### GIVEN TASK
Report every line in the listing below where the string "scale" shows up.
● ● ● ●
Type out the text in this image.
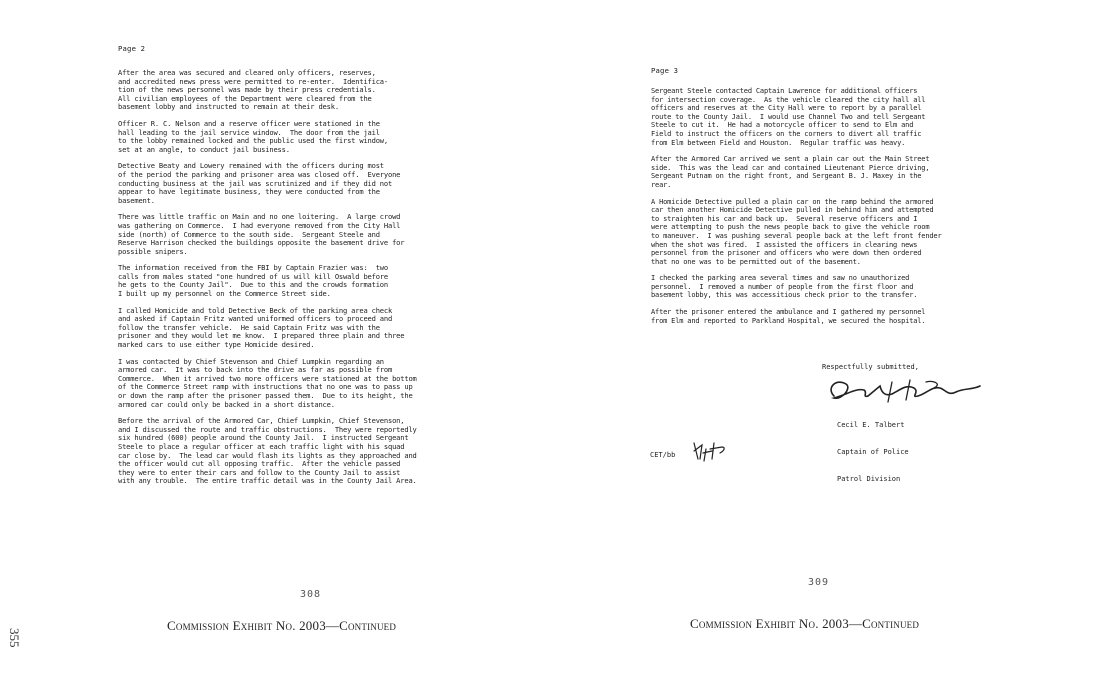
Page 2
After the area was secured and cleared only officers, reserves,
and accredited news press were permitted to re-enter.  Identifica-
tion of the news personnel was made by their press credentials.
All civilian employees of the Department were cleared from the
basement lobby and instructed to remain at their desk.
Officer R. C. Nelson and a reserve officer were stationed in the
hall leading to the jail service window.  The door from the jail
to the lobby remained locked and the public used the first window,
set at an angle, to conduct jail business.
Detective Beaty and Lowery remained with the officers during most
of the period the parking and prisoner area was closed off.  Everyone
conducting business at the jail was scrutinized and if they did not
appear to have legitimate business, they were conducted from the
basement.
There was little traffic on Main and no one loitering.  A large crowd
was gathering on Commerce.  I had everyone removed from the City Hall
side (north) of Commerce to the south side.  Sergeant Steele and
Reserve Harrison checked the buildings opposite the basement drive for
possible snipers.
The information received from the FBI by Captain Frazier was:  two
calls from males stated "one hundred of us will kill Oswald before
he gets to the County Jail".  Due to this and the crowds formation
I built up my personnel on the Commerce Street side.
I called Homicide and told Detective Beck of the parking area check
and asked if Captain Fritz wanted uniformed officers to proceed and
follow the transfer vehicle.  He said Captain Fritz was with the
prisoner and they would let me know.  I prepared three plain and three
marked cars to use either type Homicide desired.
I was contacted by Chief Stevenson and Chief Lumpkin regarding an
armored car.  It was to back into the drive as far as possible from
Commerce.  When it arrived two more officers were stationed at the bottom
of the Commerce Street ramp with instructions that no one was to pass up
or down the ramp after the prisoner passed them.  Due to its height, the
armored car could only be backed in a short distance.
Before the arrival of the Armored Car, Chief Lumpkin, Chief Stevenson,
and I discussed the route and traffic obstructions.  They were reportedly
six hundred (600) people around the County Jail.  I instructed Sergeant
Steele to place a regular officer at each traffic light with his squad
car close by.  The lead car would flash its lights as they approached and
the officer would cut all opposing traffic.  After the vehicle passed
they were to enter their cars and follow to the County Jail to assist
with any trouble.  The entire traffic detail was in the County Jail Area.
Page 3
Sergeant Steele contacted Captain Lawrence for additional officers
for intersection coverage.  As the vehicle cleared the city hall all
officers and reserves at the City Hall were to report by a parallel
route to the County Jail.  I would use Channel Two and tell Sergeant
Steele to cut it.  He had a motorcycle officer to send to Elm and
Field to instruct the officers on the corners to divert all traffic
from Elm between Field and Houston.  Regular traffic was heavy.
After the Armored Car arrived we sent a plain car out the Main Street
side.  This was the lead car and contained Lieutenant Pierce driving,
Sergeant Putnam on the right front, and Sergeant B. J. Maxey in the
rear.
A Homicide Detective pulled a plain car on the ramp behind the armored
car then another Homicide Detective pulled in behind him and attempted
to straighten his car and back up.  Several reserve officers and I
were attempting to push the news people back to give the vehicle room
to maneuver.  I was pushing several people back at the left front fender
when the shot was fired.  I assisted the officers in clearing news
personnel from the prisoner and officers who were down then ordered
that no one was to be permitted out of the basement.
I checked the parking area several times and saw no unauthorized
personnel.  I removed a number of people from the first floor and
basement lobby, this was accessitious check prior to the transfer.
After the prisoner entered the ambulance and I gathered my personnel
from Elm and reported to Parkland Hospital, we secured the hospital.
Respectfully submitted,

Cecil E. Talbert

Captain of Police

Patrol Division

CET/bb
308
309
Commission Exhibit No. 2003—Continued	Commission Exhibit No. 2003—Continued
355
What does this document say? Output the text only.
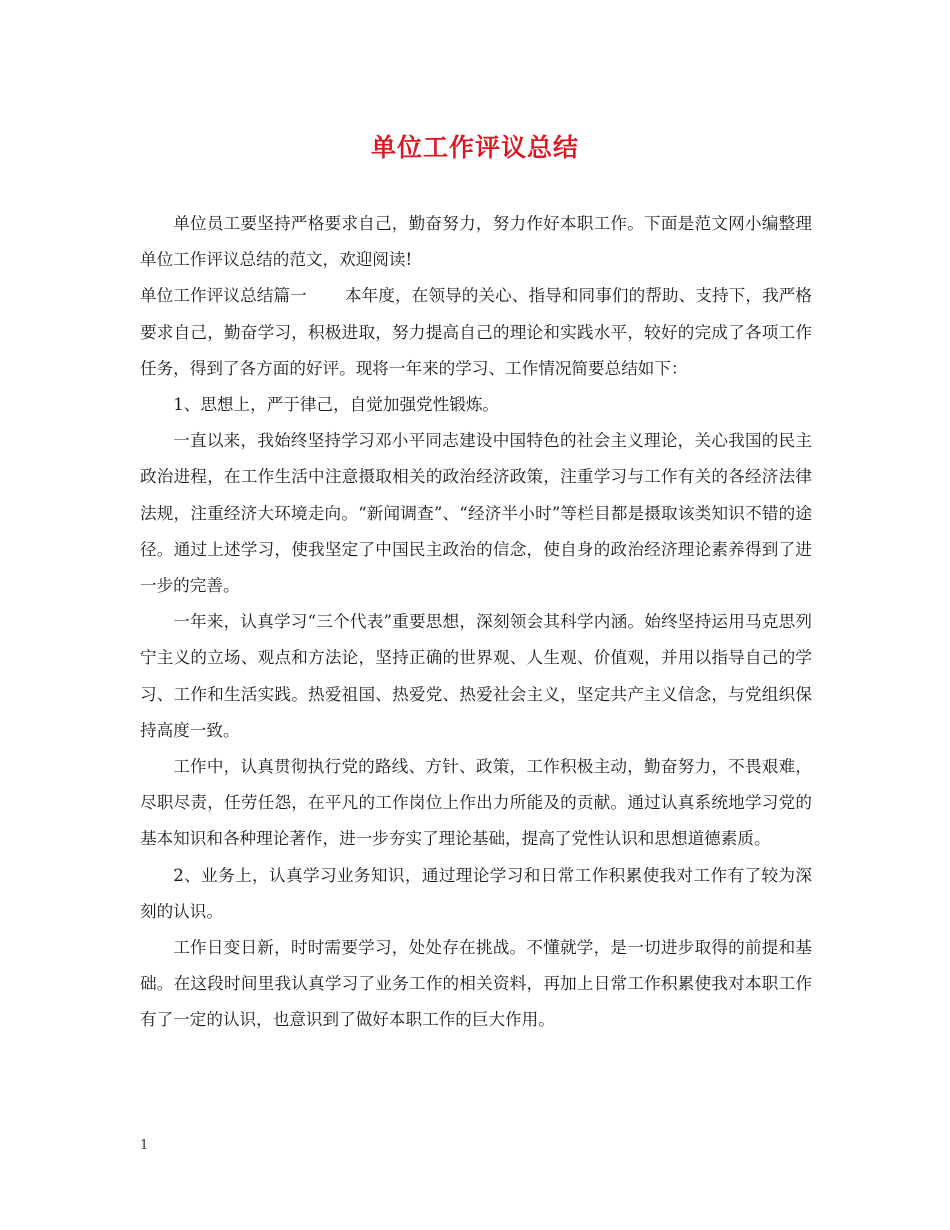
单位工作评议总结

单位员工要坚持严格要求自己，勤奋努力，努力作好本职工作。下面是范文网小编整理单位工作评议总结的范文，欢迎阅读!

单位工作评议总结篇一 本年度，在领导的关心、指导和同事们的帮助、支持下，我严格要求自己，勤奋学习，积极进取，努力提高自己的理论和实践水平，较好的完成了各项工作任务，得到了各方面的好评。现将一年来的学习、工作情况简要总结如下：

1、思想上，严于律己，自觉加强党性锻炼。

一直以来，我始终坚持学习邓小平同志建设中国特色的社会主义理论，关心我国的民主政治进程，在工作生活中注意摄取相关的政治经济政策，注重学习与工作有关的各经济法律法规，注重经济大环境走向。“新闻调查”、“经济半小时”等栏目都是摄取该类知识不错的途径。通过上述学习，使我坚定了中国民主政治的信念，使自身的政治经济理论素养得到了进一步的完善。

一年来，认真学习“三个代表”重要思想，深刻领会其科学内涵。始终坚持运用马克思列宁主义的立场、观点和方法论，坚持正确的世界观、人生观、价值观，并用以指导自己的学习、工作和生活实践。热爱祖国、热爱党、热爱社会主义，坚定共产主义信念，与党组织保持高度一致。

工作中，认真贯彻执行党的路线、方针、政策，工作积极主动，勤奋努力，不畏艰难，尽职尽责，任劳任怨，在平凡的工作岗位上作出力所能及的贡献。通过认真系统地学习党的基本知识和各种理论著作，进一步夯实了理论基础，提高了党性认识和思想道德素质。

2、业务上，认真学习业务知识，通过理论学习和日常工作积累使我对工作有了较为深刻的认识。

工作日变日新，时时需要学习，处处存在挑战。不懂就学，是一切进步取得的前提和基础。在这段时间里我认真学习了业务工作的相关资料，再加上日常工作积累使我对本职工作有了一定的认识，也意识到了做好本职工作的巨大作用。

1
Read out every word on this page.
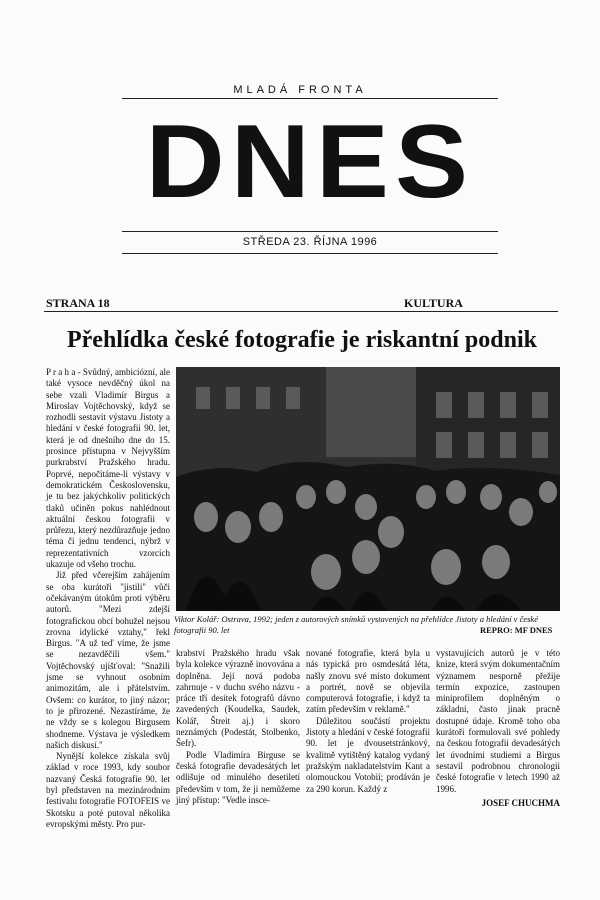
MLADÁ FRONTA
DNES
STŘEDA 23. ŘÍJNA 1996
STRANA 18	KULTURA
Přehlídka české fotografie je riskantní podnik

P r a h a - Svůdný, ambiciózní, ale také vysoce nevděčný úkol na sebe vzali Vladimír Birgus a Miroslav Vojtěchovský, když se rozhodli sestavit výstavu Jistoty a hledání v české fotografii 90. let, která je od dnešního dne do 15. prosince přístupna v Nejvyšším purkrabství Pražského hradu. Poprvé, nepočítáme-li výstavy v demokratickém Československu, je tu bez jakýchkoliv politických tlaků učiněn pokus nahlédnout aktuální českou fotografii v průřezu, který nezdůrazňuje jedno téma či jednu tendenci, nýbrž v reprezentativních vzorcích ukazuje od všeho trochu.

Již před včerejším zahájením se oba kurátoři "jistili" vůči očekávaným útokům proti výběru autorů. "Mezi zdejší fotografickou obcí bohužel nejsou zrovna idylické vztahy," řekl Birgus. "A už teď víme, že jsme se nezavděčili všem." Vojtěchovský ujišťoval: "Snažili jsme se vyhnout osobním animozitám, ale i přátelstvím. Ovšem: co kurátor, to jiný názor; to je přirozené. Nezastíráme, že ne vždy se s kolegou Birgusem shodneme. Výstava je výsledkem našich diskusí."

Nynější kolekce získala svůj základ v roce 1993, kdy soubor nazvaný Česká fotografie 90. let byl představen na mezinárodním festivalu fotografie FOTOFEIS ve Skotsku a poté putoval několika evropskými městy. Pro pur-

Viktor Kolář: Ostrava, 1992; jeden z autorových snímků vystavených na přehlídce Jistoty a hledání v české fotografii 90. let	REPRO: MF DNES

krabství Pražského hradu však byla kolekce výrazně inovována a doplněna. Její nová podoba zahrnuje - v duchu svého názvu - práce tří desítek fotografů dávno zavedených (Koudelka, Saudek, Kolář, Štreit aj.) i skoro neznámých (Podestát, Stolbenko, Šefr).

Podle Vladimíra Birguse se česká fotografie devadesátých let odlišuje od minulého desetiletí především v tom, že ji nemůžeme jiný přístup: "Vedle insce-

nované fotografie, která byla u nás typická pro osmdesátá léta, našly znovu své místo dokument a portrét, nově se objevila computerová fotografie, i když ta zatím především v reklamě."

Důležitou součástí projektu Jistoty a hledání v české fotografii 90. let je dvousetstránkový, kvalitně vytištěný katalog vydaný pražským nakladatelstvím Kant a olomouckou Votobií; prodáván je za 290 korun. Každý z

vystavujících autorů je v této knize, která svým dokumentačním významem nesporně přežije termín expozice, zastoupen miniprofilem doplněným o základní, často jinak pracně dostupné údaje. Kromě toho oba kurátoři formulovali své pohledy na českou fotografii devadesátých let úvodními studiemi a Birgus sestavil podrobnou chronologii české fotografie v letech 1990 až 1996.

JOSEF CHUCHMA
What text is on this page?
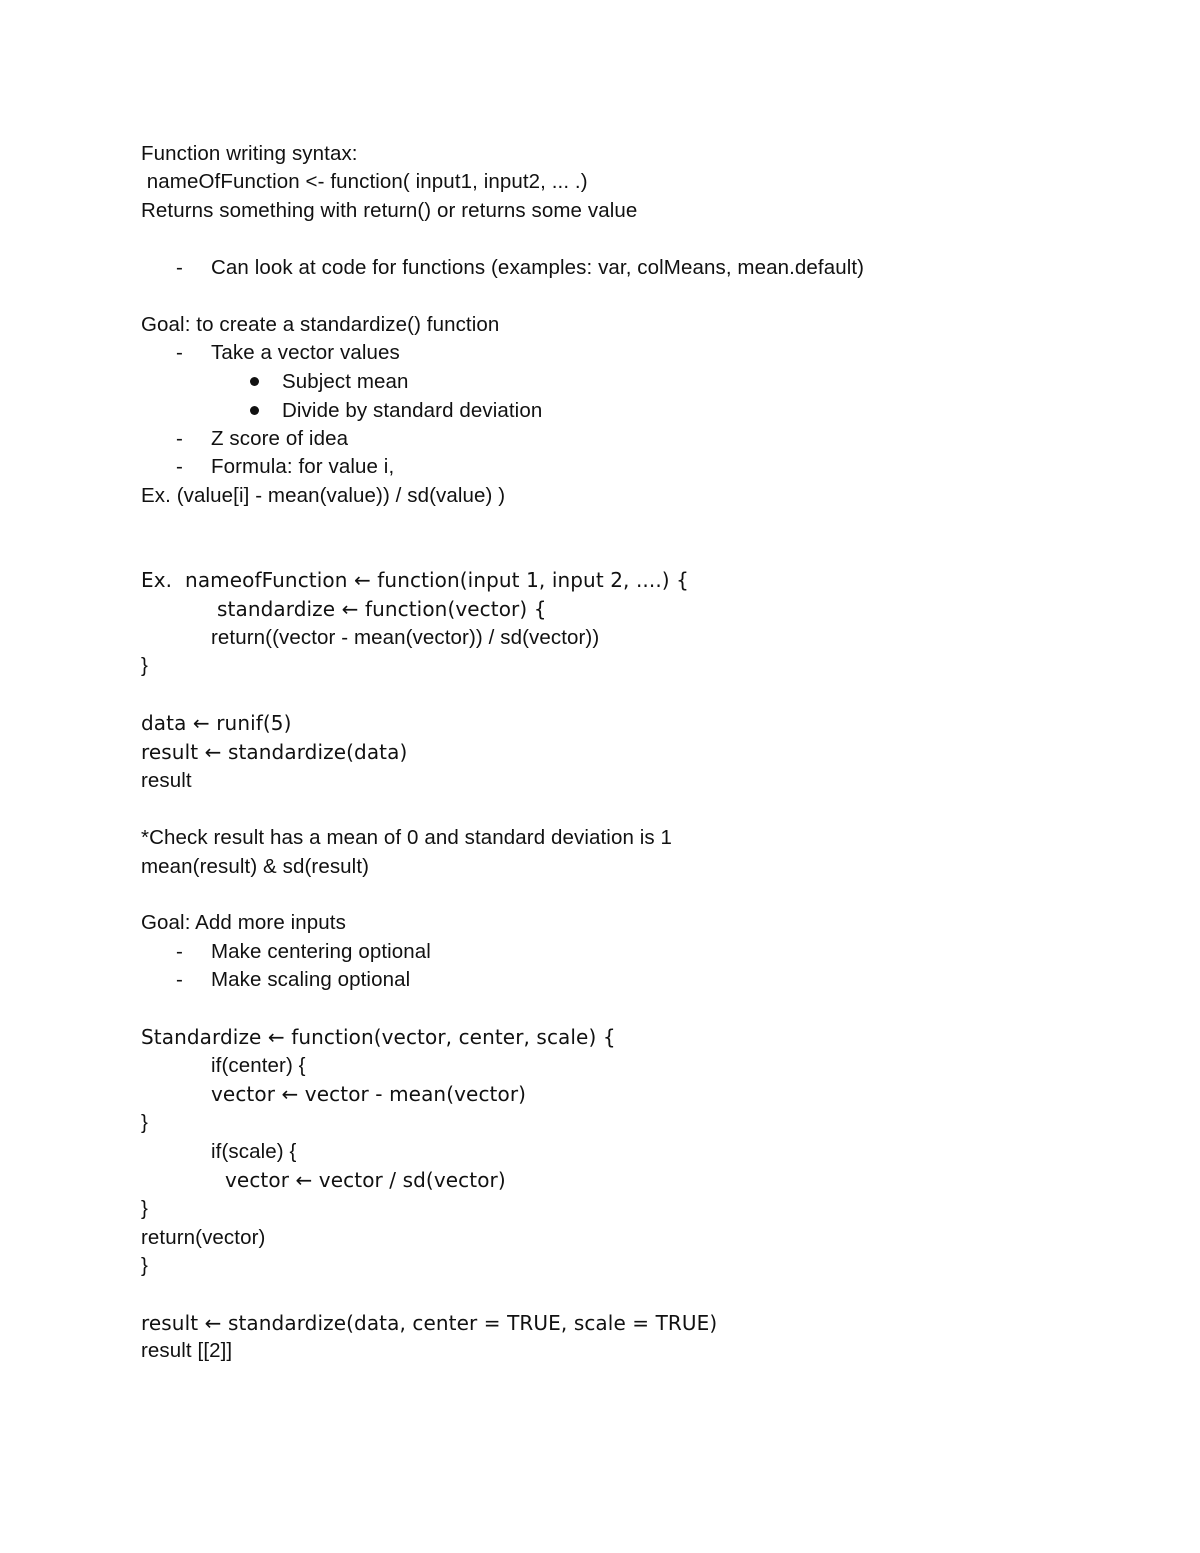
Function writing syntax:
nameOfFunction <- function( input1, input2, ... .)
Returns something with return() or returns some value
- Can look at code for functions (examples: var, colMeans, mean.default)
Goal: to create a standardize() function
- Take a vector values
Subject mean
Divide by standard deviation
- Z score of idea
- Formula: for value i,
Ex. (value[i] - mean(value)) / sd(value) )
Ex.  nameofFunction ← function(input 1, input 2, ....) {
standardize ← function(vector) {
return((vector - mean(vector)) / sd(vector))
}
data ← runif(5)
result ← standardize(data)
result
*Check result has a mean of 0 and standard deviation is 1
mean(result) & sd(result)
Goal: Add more inputs
- Make centering optional
- Make scaling optional
Standardize ← function(vector, center, scale) {
if(center) {
vector ← vector - mean(vector)
}
if(scale) {
vector ← vector / sd(vector)
}
return(vector)
}
result ← standardize(data, center = TRUE, scale = TRUE)
result [[2]]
● ● ● ●
### EXERCISE ANSWER
Standardize ← function(vector, center, scale) {
if(scale) {
result ← standardize(data, center = TRUE, scale = TRUE)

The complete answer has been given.